Brief: Starting at the line that contains "Extract the structured", reproduce every line through the end of the entries below, with no pictures in the copy.

Exercise material:
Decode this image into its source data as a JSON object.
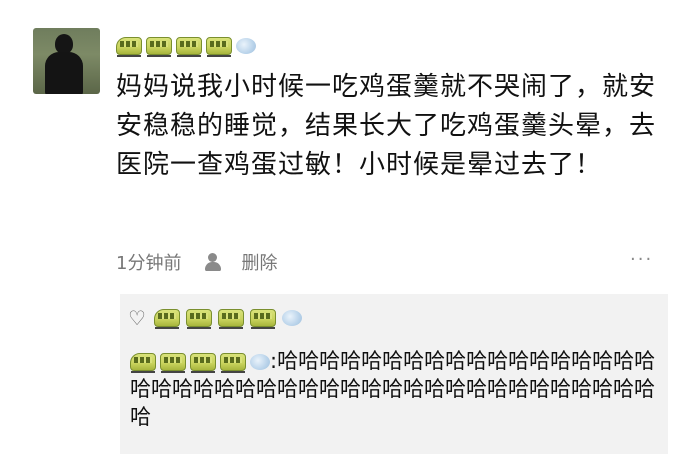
{
  "post": {
    "text": "妈妈说我小时候一吃鸡蛋羹就不哭闹了，就安安稳稳的睡觉，结果长大了吃鸡蛋羹头晕，去医院一查鸡蛋过敏！小时候是晕过去了！",
    "time": "1分钟前",
    "delete_label": "删除",
    "more_label": "···"
  },
  "comment": {
    "separator": ":",
    "text": "哈哈哈哈哈哈哈哈哈哈哈哈哈哈哈哈哈哈哈哈哈哈哈哈哈哈哈哈哈哈哈哈哈哈哈哈哈哈哈哈哈哈哈哈"
  },
  "icons": {
    "like": "heart-outline-icon",
    "author_badge": "train-emoji",
    "steam": "steam-puff-emoji"
  },
  "colors": {
    "comment_bg": "#f2f2f2",
    "meta_text": "#777777"
  }
}
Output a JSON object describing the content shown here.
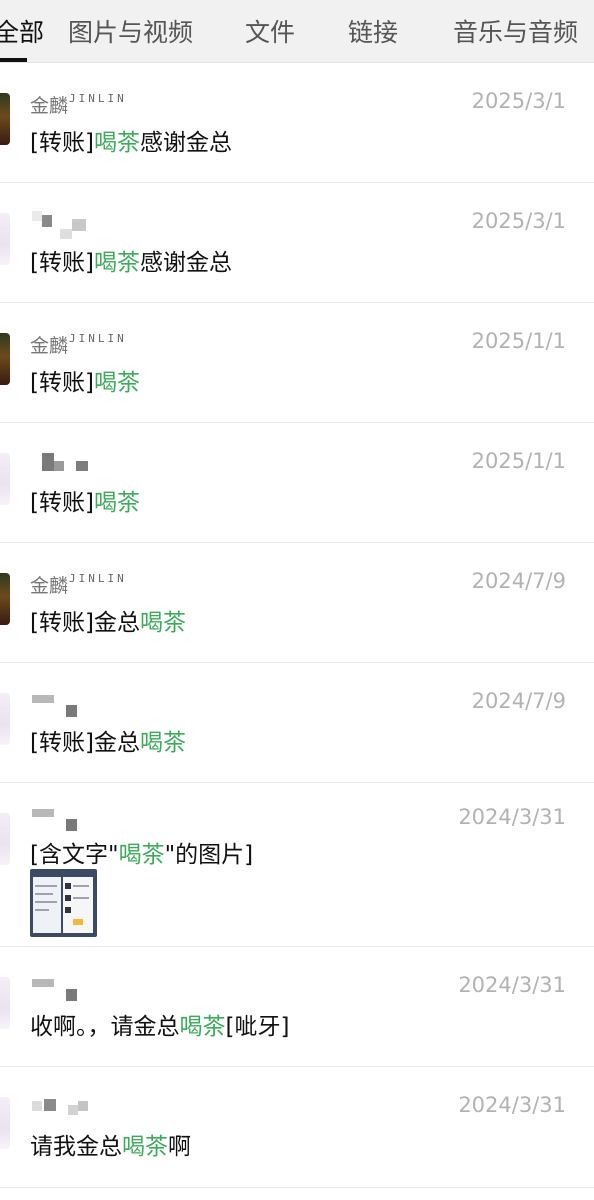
{
  "tabs": [
    {
      "label": "全部",
      "active": true
    },
    {
      "label": "图片与视频",
      "active": false
    },
    {
      "label": "文件",
      "active": false
    },
    {
      "label": "链接",
      "active": false
    },
    {
      "label": "音乐与音频",
      "active": false
    }
  ],
  "colors": {
    "highlight": "#3cab5b",
    "date": "#b2b2b2",
    "tab_bar": "#f1f1f1"
  },
  "results": [
    {
      "sender": "金麟",
      "sender_latin": "JINLIN",
      "date": "2025/3/1",
      "msg": {
        "before": "[转账]",
        "hl": "喝茶",
        "after": "感谢金总"
      }
    },
    {
      "sender": "",
      "sender_latin": "",
      "date": "2025/3/1",
      "msg": {
        "before": "[转账]",
        "hl": "喝茶",
        "after": "感谢金总"
      }
    },
    {
      "sender": "金麟",
      "sender_latin": "JINLIN",
      "date": "2025/1/1",
      "msg": {
        "before": "[转账]",
        "hl": "喝茶",
        "after": ""
      }
    },
    {
      "sender": "",
      "sender_latin": "",
      "date": "2025/1/1",
      "msg": {
        "before": "[转账]",
        "hl": "喝茶",
        "after": ""
      }
    },
    {
      "sender": "金麟",
      "sender_latin": "JINLIN",
      "date": "2024/7/9",
      "msg": {
        "before": "[转账]金总",
        "hl": "喝茶",
        "after": ""
      }
    },
    {
      "sender": "",
      "sender_latin": "",
      "date": "2024/7/9",
      "msg": {
        "before": "[转账]金总",
        "hl": "喝茶",
        "after": ""
      }
    },
    {
      "sender": "",
      "sender_latin": "",
      "date": "2024/3/31",
      "msg": {
        "before": "[含文字\"",
        "hl": "喝茶",
        "after": "\"的图片]"
      }
    },
    {
      "sender": "",
      "sender_latin": "",
      "date": "2024/3/31",
      "msg": {
        "before": "收啊。，请金总",
        "hl": "喝茶",
        "after": "[呲牙]"
      }
    },
    {
      "sender": "",
      "sender_latin": "",
      "date": "2024/3/31",
      "msg": {
        "before": "请我金总",
        "hl": "喝茶",
        "after": "啊"
      }
    }
  ]
}
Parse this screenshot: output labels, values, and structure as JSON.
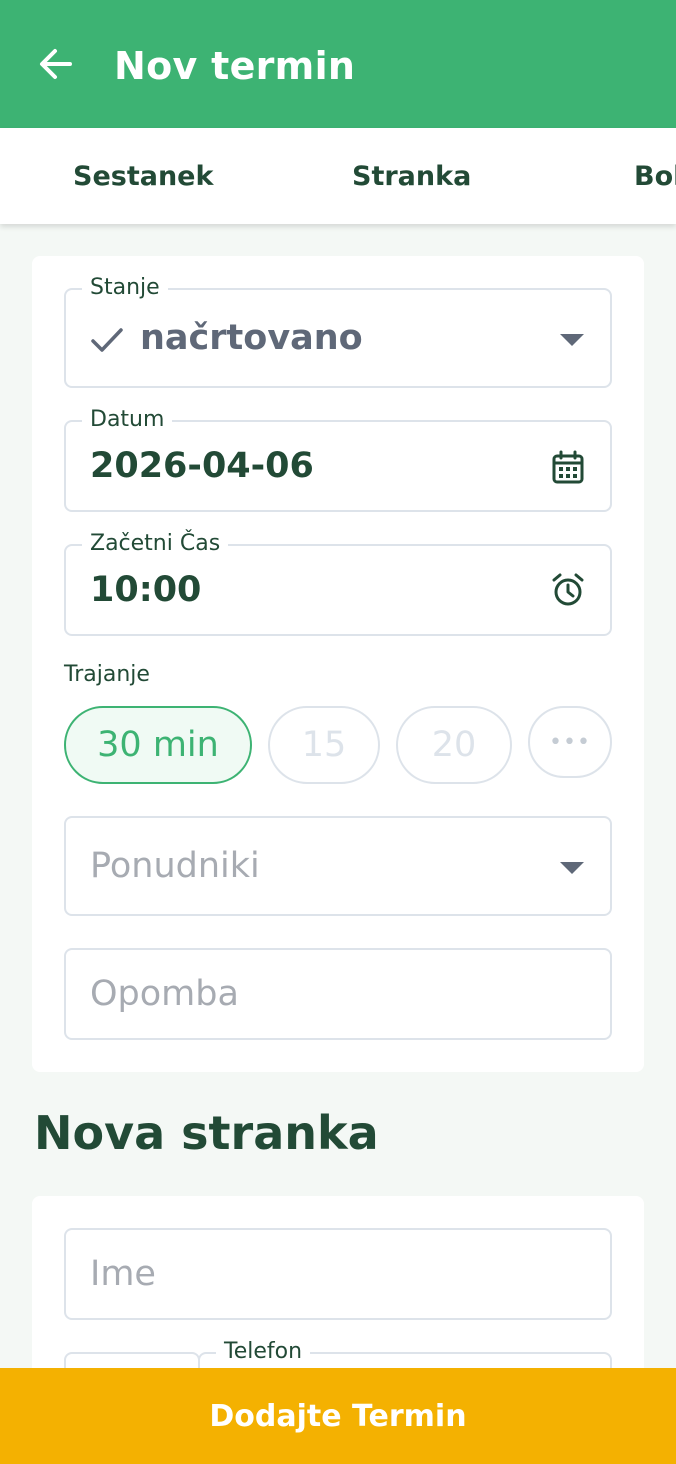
{
  "appbar": {
    "title": "Nov termin"
  },
  "tabs": [
    {
      "label": "Sestanek"
    },
    {
      "label": "Stranka"
    },
    {
      "label": "Bol"
    }
  ],
  "appointment": {
    "status": {
      "label": "Stanje",
      "value": "načrtovano"
    },
    "date": {
      "label": "Datum",
      "value": "2026-04-06"
    },
    "start_time": {
      "label": "Začetni Čas",
      "value": "10:00"
    },
    "duration": {
      "label": "Trajanje",
      "options": [
        {
          "label": "30 min",
          "selected": true
        },
        {
          "label": "15",
          "selected": false
        },
        {
          "label": "20",
          "selected": false
        },
        {
          "label": "•••",
          "selected": false
        }
      ]
    },
    "providers": {
      "placeholder": "Ponudniki"
    },
    "note": {
      "placeholder": "Opomba"
    }
  },
  "new_client": {
    "title": "Nova stranka",
    "name": {
      "placeholder": "Ime"
    },
    "phone": {
      "label": "Telefon"
    }
  },
  "submit": {
    "label": "Dodajte Termin"
  },
  "colors": {
    "primary": "#3db373",
    "accent": "#f4b101",
    "text": "#224a36",
    "border": "#dde3ea",
    "placeholder": "#a7abb2"
  },
  "icons": {
    "back": "arrow-left-icon",
    "status": "check-icon",
    "date": "calendar-icon",
    "time": "alarm-clock-icon",
    "dropdown": "caret-down-icon"
  }
}
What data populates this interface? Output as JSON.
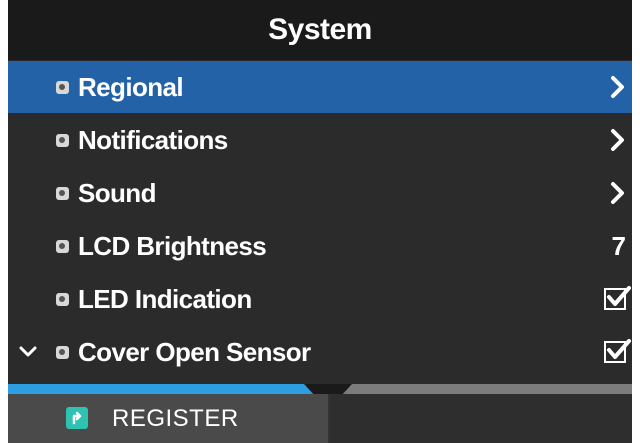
{
  "header": {
    "title": "System"
  },
  "rows": [
    {
      "label": "Regional",
      "right": "›",
      "right_type": "arrow"
    },
    {
      "label": "Notifications",
      "right": "›",
      "right_type": "arrow"
    },
    {
      "label": "Sound",
      "right": "›",
      "right_type": "arrow"
    },
    {
      "label": "LCD Brightness",
      "right": "7",
      "right_type": "value"
    },
    {
      "label": "LED Indication",
      "right_type": "checkbox",
      "checked": true
    },
    {
      "label": "Cover Open Sensor",
      "right_type": "checkbox",
      "checked": true
    }
  ],
  "selected_row": "Regional",
  "scroll_progress": 0.5,
  "footer": {
    "register_label": "REGISTER"
  },
  "icons": {
    "lock": "lock-icon",
    "arrow": "chevron-right-icon",
    "expand": "chevron-down-icon",
    "register": "register-icon"
  },
  "colors": {
    "selected": "#2362a6",
    "background": "#2b2b2b",
    "progress": "#2d9ee2",
    "register_icon": "#2ec2b3"
  }
}
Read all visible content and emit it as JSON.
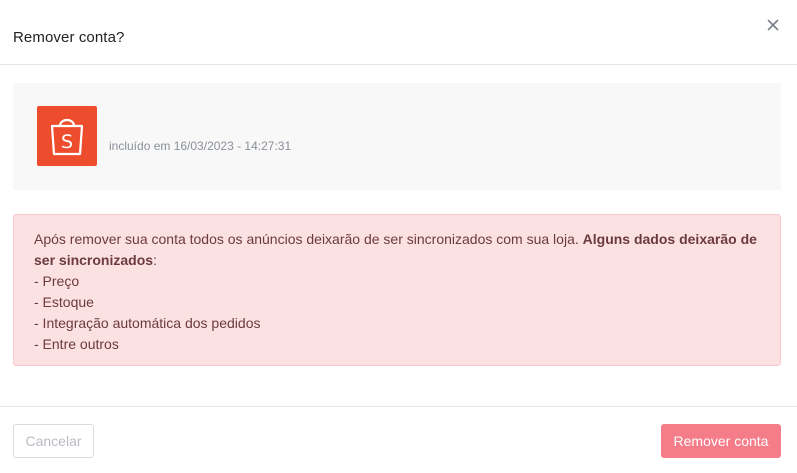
{
  "modal": {
    "title": "Remover conta?",
    "close_icon": "close-icon"
  },
  "account": {
    "logo_icon": "shopee-bag-icon",
    "logo_color": "#ee4d2d",
    "included_text": "incluído em 16/03/2023 - 14:27:31"
  },
  "alert": {
    "intro": "Após remover sua conta todos os anúncios deixarão de ser sincronizados com sua loja. ",
    "bold": "Alguns dados deixarão de ser sincronizados",
    "colon": ":",
    "items": [
      "- Preço",
      "- Estoque",
      "- Integração automática dos pedidos",
      "- Entre outros"
    ],
    "background_color": "#fce1e3",
    "text_color": "#6b3a3f"
  },
  "footer": {
    "cancel_label": "Cancelar",
    "remove_label": "Remover conta",
    "remove_color": "#f57c89"
  }
}
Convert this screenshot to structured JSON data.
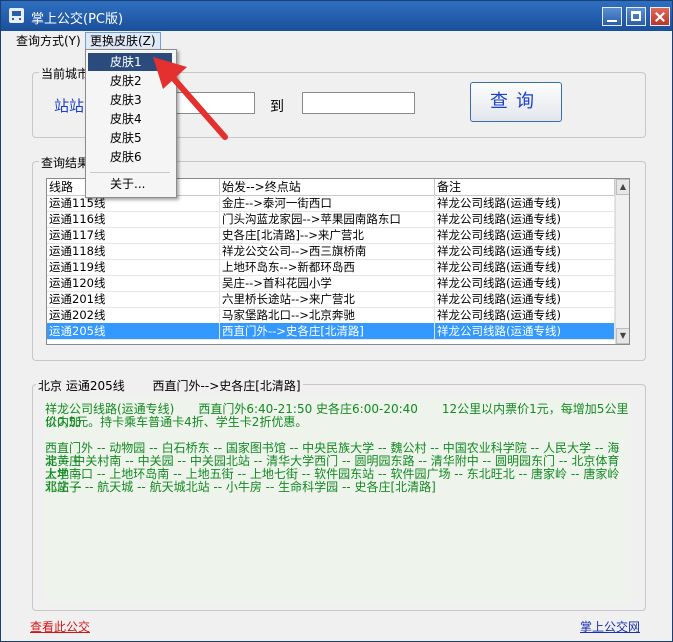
{
  "window": {
    "title": "掌上公交(PC版)"
  },
  "menu": {
    "items": [
      "查询方式(Y)",
      "更换皮肤(Z)"
    ]
  },
  "skin_menu": {
    "items": [
      "皮肤1",
      "皮肤2",
      "皮肤3",
      "皮肤4",
      "皮肤5",
      "皮肤6"
    ],
    "about": "关于..."
  },
  "city_group": {
    "label": "当前城市",
    "station_label": "站站",
    "to_label": "到",
    "from_value": "",
    "to_value": "",
    "query_button": "查询"
  },
  "results": {
    "label": "查询结果",
    "columns": [
      "线路",
      "始发-->终点站",
      "备注"
    ],
    "rows": [
      [
        "运通115线",
        "金庄-->泰河一街西口",
        "祥龙公司线路(运通专线)"
      ],
      [
        "运通116线",
        "门头沟蓝龙家园-->苹果园南路东口",
        "祥龙公司线路(运通专线)"
      ],
      [
        "运通117线",
        "史各庄[北清路]-->来广营北",
        "祥龙公司线路(运通专线)"
      ],
      [
        "运通118线",
        "祥龙公交公司-->西三旗桥南",
        "祥龙公司线路(运通专线)"
      ],
      [
        "运通119线",
        "上地环岛东-->新都环岛西",
        "祥龙公司线路(运通专线)"
      ],
      [
        "运通120线",
        "吴庄-->首科花园小学",
        "祥龙公司线路(运通专线)"
      ],
      [
        "运通201线",
        "六里桥长途站-->来广营北",
        "祥龙公司线路(运通专线)"
      ],
      [
        "运通202线",
        "马家堡路北口-->北京奔驰",
        "祥龙公司线路(运通专线)"
      ],
      [
        "运通205线",
        "西直门外-->史各庄[北清路]",
        "祥龙公司线路(运通专线)"
      ]
    ],
    "selected_index": 8
  },
  "detail": {
    "label": "北京 运通205线 　　西直门外-->史各庄[北清路]",
    "line1": "祥龙公司线路(运通专线)　　西直门外6:40-21:50 史各庄6:00-20:40　　12公里以内票价1元，每增加5公里以内加",
    "line2": "价0.5元。持卡乘车普通卡4折、学生卡2折优惠。",
    "line3": "西直门外 -- 动物园 -- 白石桥东 -- 国家图书馆 -- 中央民族大学 -- 魏公村 -- 中国农业科学院 -- 人民大学 -- 海淀黄庄",
    "line4": "北 -- 中关村南 -- 中关园 -- 中关园北站 -- 清华大学西门 -- 圆明园东路 -- 清华附中 -- 圆明园东门 -- 北京体育大学 --",
    "line5": "上地南口 -- 上地环岛南 -- 上地五街 -- 上地七街 -- 软件园东站 -- 软件园广场 -- 东北旺北 -- 唐家岭 -- 唐家岭北站 --",
    "line6": "邓庄子 -- 航天城 -- 航天城北站 -- 小牛房 -- 生命科学园 -- 史各庄[北清路]"
  },
  "footer": {
    "left_link": "查看此公交",
    "right_link": "掌上公交网"
  },
  "colors": {
    "selection": "#3399ff",
    "route_text": "#138a22",
    "highlight_menu": "#2a4b7c",
    "arrow": "#e53030"
  }
}
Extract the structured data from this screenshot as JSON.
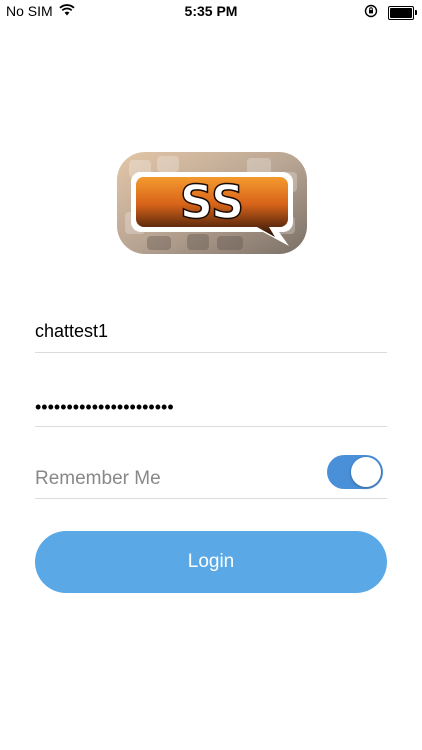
{
  "status_bar": {
    "carrier": "No SIM",
    "time": "5:35 PM"
  },
  "logo": {
    "text": "SS"
  },
  "form": {
    "username_value": "chattest1",
    "password_value": "••••••••••••••••••••••",
    "remember_label": "Remember Me",
    "remember_on": true,
    "login_label": "Login"
  },
  "colors": {
    "accent": "#5aa9e6",
    "toggle": "#4a90d9",
    "logo_orange": "#e8781a"
  },
  "icons": [
    "wifi-icon",
    "orientation-lock-icon",
    "battery-icon"
  ]
}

Solution to this task:
Extract the structured data from this screenshot as JSON.
{
  "status_bar": {
    "carrier": "No SIM",
    "time": "5:35 PM"
  },
  "logo": {
    "text": "SS"
  },
  "form": {
    "username_value": "chattest1",
    "password_value": "••••••••••••••••••••••",
    "remember_label": "Remember Me",
    "remember_on": true,
    "login_label": "Login"
  },
  "colors": {
    "accent": "#5aa9e6",
    "toggle": "#4a90d9",
    "logo_orange": "#e8781a"
  },
  "icons": [
    "wifi-icon",
    "orientation-lock-icon",
    "battery-icon"
  ]
}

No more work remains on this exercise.